--- start Data section ---
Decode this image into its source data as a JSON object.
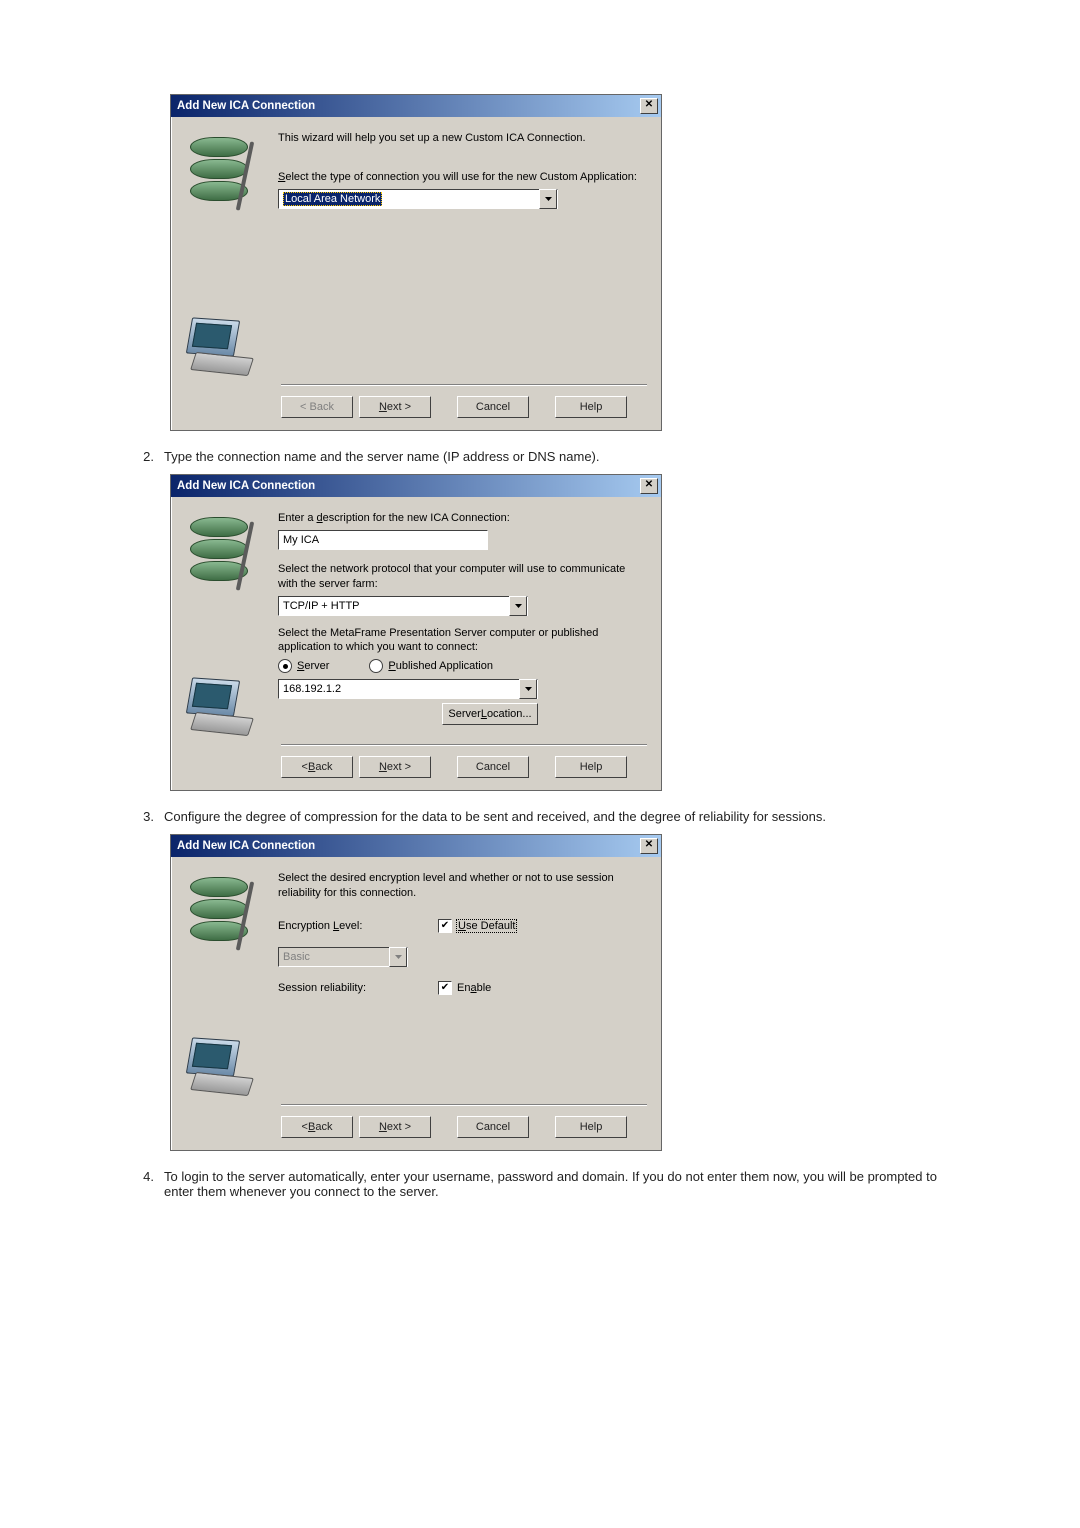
{
  "shared": {
    "dialog_title": "Add New ICA Connection",
    "back_label": "< Back",
    "next_label": "Next >",
    "cancel_label": "Cancel",
    "help_label": "Help"
  },
  "dialog1": {
    "intro": "This wizard will help you set up a new Custom ICA Connection.",
    "select_type_label": "Select the type of connection you will use for the new Custom Application:",
    "connection_type_value": "Local Area Network"
  },
  "step2": {
    "number": "2.",
    "text": "Type the connection name and the server name (IP address or DNS name)."
  },
  "dialog2": {
    "desc_label": "Enter a description for the new ICA Connection:",
    "desc_value": "My ICA",
    "protocol_label": "Select the network protocol that your computer will use to communicate with the server farm:",
    "protocol_value": "TCP/IP + HTTP",
    "serverapp_label": "Select the MetaFrame Presentation Server computer or published application to which you want to connect:",
    "radio_server": "Server",
    "radio_pubapp": "Published Application",
    "server_value": "168.192.1.2",
    "server_location_btn": "Server Location..."
  },
  "step3": {
    "number": "3.",
    "text": "Configure the degree of compression for the data to be sent and received, and the degree of reliability for sessions."
  },
  "dialog3": {
    "intro": "Select the desired encryption level and whether or not to use session reliability for this connection.",
    "encryption_level_label": "Encryption Level:",
    "use_default": "Use Default",
    "encryption_value": "Basic",
    "session_reliability_label": "Session reliability:",
    "enable": "Enable"
  },
  "step4": {
    "number": "4.",
    "text": "To login to the server automatically, enter your username, password and domain. If you do not enter them now, you will be prompted to enter them whenever you connect to the server."
  }
}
--- end Data section ---
Reply with nothing except the number of lines in the listing above that include the string "your".

Finished exercise:
2